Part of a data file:
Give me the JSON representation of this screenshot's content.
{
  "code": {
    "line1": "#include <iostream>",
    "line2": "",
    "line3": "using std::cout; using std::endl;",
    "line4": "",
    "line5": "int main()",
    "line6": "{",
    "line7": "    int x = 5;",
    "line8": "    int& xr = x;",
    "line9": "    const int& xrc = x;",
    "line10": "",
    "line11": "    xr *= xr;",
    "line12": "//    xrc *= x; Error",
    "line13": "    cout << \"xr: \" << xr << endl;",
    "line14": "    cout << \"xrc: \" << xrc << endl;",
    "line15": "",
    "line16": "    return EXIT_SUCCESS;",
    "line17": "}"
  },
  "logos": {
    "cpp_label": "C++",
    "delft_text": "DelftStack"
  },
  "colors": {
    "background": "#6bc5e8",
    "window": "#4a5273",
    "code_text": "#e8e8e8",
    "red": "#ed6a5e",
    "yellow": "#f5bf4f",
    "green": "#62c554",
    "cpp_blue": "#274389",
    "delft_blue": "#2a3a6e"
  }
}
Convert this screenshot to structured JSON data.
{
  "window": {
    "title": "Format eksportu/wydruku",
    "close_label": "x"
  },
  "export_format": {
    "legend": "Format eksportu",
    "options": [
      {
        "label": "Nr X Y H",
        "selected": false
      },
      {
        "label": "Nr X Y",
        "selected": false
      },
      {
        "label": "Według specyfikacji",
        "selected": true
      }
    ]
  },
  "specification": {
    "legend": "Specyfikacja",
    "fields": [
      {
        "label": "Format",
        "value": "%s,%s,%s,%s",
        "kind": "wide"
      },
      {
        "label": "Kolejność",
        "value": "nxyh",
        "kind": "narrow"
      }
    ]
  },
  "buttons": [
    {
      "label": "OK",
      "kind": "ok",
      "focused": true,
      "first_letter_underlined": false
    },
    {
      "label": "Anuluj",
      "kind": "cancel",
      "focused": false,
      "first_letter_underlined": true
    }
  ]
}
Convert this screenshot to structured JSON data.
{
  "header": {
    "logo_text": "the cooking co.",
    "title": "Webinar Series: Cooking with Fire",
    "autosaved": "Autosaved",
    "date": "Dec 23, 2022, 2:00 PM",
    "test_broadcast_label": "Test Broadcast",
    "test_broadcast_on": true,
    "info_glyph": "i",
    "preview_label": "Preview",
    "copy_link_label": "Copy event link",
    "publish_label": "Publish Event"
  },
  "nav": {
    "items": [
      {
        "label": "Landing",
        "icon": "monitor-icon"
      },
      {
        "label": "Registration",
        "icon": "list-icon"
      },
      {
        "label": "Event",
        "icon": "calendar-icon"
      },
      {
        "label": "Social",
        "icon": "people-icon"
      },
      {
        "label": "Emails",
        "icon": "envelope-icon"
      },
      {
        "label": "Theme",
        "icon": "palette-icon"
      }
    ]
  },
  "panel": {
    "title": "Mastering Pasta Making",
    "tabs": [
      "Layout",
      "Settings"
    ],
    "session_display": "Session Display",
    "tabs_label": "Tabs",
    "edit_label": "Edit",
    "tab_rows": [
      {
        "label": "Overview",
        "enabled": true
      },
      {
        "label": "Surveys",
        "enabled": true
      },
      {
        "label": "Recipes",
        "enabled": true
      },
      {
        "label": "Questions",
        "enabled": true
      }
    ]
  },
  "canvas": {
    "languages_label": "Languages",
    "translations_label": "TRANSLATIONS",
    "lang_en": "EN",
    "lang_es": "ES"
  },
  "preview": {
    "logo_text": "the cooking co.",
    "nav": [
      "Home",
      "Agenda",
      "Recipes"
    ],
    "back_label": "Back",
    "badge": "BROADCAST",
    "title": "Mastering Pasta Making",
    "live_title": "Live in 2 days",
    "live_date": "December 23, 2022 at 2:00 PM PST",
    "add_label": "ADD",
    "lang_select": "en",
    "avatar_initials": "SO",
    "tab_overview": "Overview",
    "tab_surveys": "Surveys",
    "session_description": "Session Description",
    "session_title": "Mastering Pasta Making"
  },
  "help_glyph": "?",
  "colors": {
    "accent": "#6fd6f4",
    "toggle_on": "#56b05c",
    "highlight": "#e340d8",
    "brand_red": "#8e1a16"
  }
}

◆ Written exercise: Each line of the material should be duplicated exactly, please.

◆ Response to the task:
Give me the JSON representation of this screenshot's content.
{
  "code": {
    "line1": "#include <iostream>",
    "line2": "",
    "line3": "using std::cout; using std::endl;",
    "line4": "",
    "line5": "int main()",
    "line6": "{",
    "line7": "    int x = 5;",
    "line8": "    int& xr = x;",
    "line9": "    const int& xrc = x;",
    "line10": "",
    "line11": "    xr *= xr;",
    "line12": "//    xrc *= x; Error",
    "line13": "    cout << \"xr: \" << xr << endl;",
    "line14": "    cout << \"xrc: \" << xrc << endl;",
    "line15": "",
    "line16": "    return EXIT_SUCCESS;",
    "line17": "}"
  },
  "logos": {
    "cpp_label": "C++",
    "delft_text": "DelftStack"
  },
  "colors": {
    "background": "#6bc5e8",
    "window": "#4a5273",
    "code_text": "#e8e8e8",
    "red": "#ed6a5e",
    "yellow": "#f5bf4f",
    "green": "#62c554",
    "cpp_blue": "#274389",
    "delft_blue": "#2a3a6e"
  }
}
Convert this screenshot to structured JSON data.
{
  "window": {
    "title": "Format eksportu/wydruku",
    "close_label": "x"
  },
  "export_format": {
    "legend": "Format eksportu",
    "options": [
      {
        "label": "Nr X Y H",
        "selected": false
      },
      {
        "label": "Nr X Y",
        "selected": false
      },
      {
        "label": "Według specyfikacji",
        "selected": true
      }
    ]
  },
  "specification": {
    "legend": "Specyfikacja",
    "fields": [
      {
        "label": "Format",
        "value": "%s,%s,%s,%s",
        "kind": "wide"
      },
      {
        "label": "Kolejność",
        "value": "nxyh",
        "kind": "narrow"
      }
    ]
  },
  "buttons": [
    {
      "label": "OK",
      "kind": "ok",
      "focused": true,
      "first_letter_underlined": false
    },
    {
      "label": "Anuluj",
      "kind": "cancel",
      "focused": false,
      "first_letter_underlined": true
    }
  ]
}
Convert this screenshot to structured JSON data.
{
  "header": {
    "logo_text": "the cooking co.",
    "title": "Webinar Series: Cooking with Fire",
    "autosaved": "Autosaved",
    "date": "Dec 23, 2022, 2:00 PM",
    "test_broadcast_label": "Test Broadcast",
    "test_broadcast_on": true,
    "info_glyph": "i",
    "preview_label": "Preview",
    "copy_link_label": "Copy event link",
    "publish_label": "Publish Event"
  },
  "nav": {
    "items": [
      {
        "label": "Landing",
        "icon": "monitor-icon"
      },
      {
        "label": "Registration",
        "icon": "list-icon"
      },
      {
        "label": "Event",
        "icon": "calendar-icon"
      },
      {
        "label": "Social",
        "icon": "people-icon"
      },
      {
        "label": "Emails",
        "icon": "envelope-icon"
      },
      {
        "label": "Theme",
        "icon": "palette-icon"
      }
    ]
  },
  "panel": {
    "title": "Mastering Pasta Making",
    "tabs": [
      "Layout",
      "Settings"
    ],
    "session_display": "Session Display",
    "tabs_label": "Tabs",
    "edit_label": "Edit",
    "tab_rows": [
      {
        "label": "Overview",
        "enabled": true
      },
      {
        "label": "Surveys",
        "enabled": true
      },
      {
        "label": "Recipes",
        "enabled": true
      },
      {
        "label": "Questions",
        "enabled": true
      }
    ]
  },
  "canvas": {
    "languages_label": "Languages",
    "translations_label": "TRANSLATIONS",
    "lang_en": "EN",
    "lang_es": "ES"
  },
  "preview": {
    "logo_text": "the cooking co.",
    "nav": [
      "Home",
      "Agenda",
      "Recipes"
    ],
    "back_label": "Back",
    "badge": "BROADCAST",
    "title": "Mastering Pasta Making",
    "live_title": "Live in 2 days",
    "live_date": "December 23, 2022 at 2:00 PM PST",
    "add_label": "ADD",
    "lang_select": "en",
    "avatar_initials": "SO",
    "tab_overview": "Overview",
    "tab_surveys": "Surveys",
    "session_description": "Session Description",
    "session_title": "Mastering Pasta Making"
  },
  "help_glyph": "?",
  "colors": {
    "accent": "#6fd6f4",
    "toggle_on": "#56b05c",
    "highlight": "#e340d8",
    "brand_red": "#8e1a16"
  }
}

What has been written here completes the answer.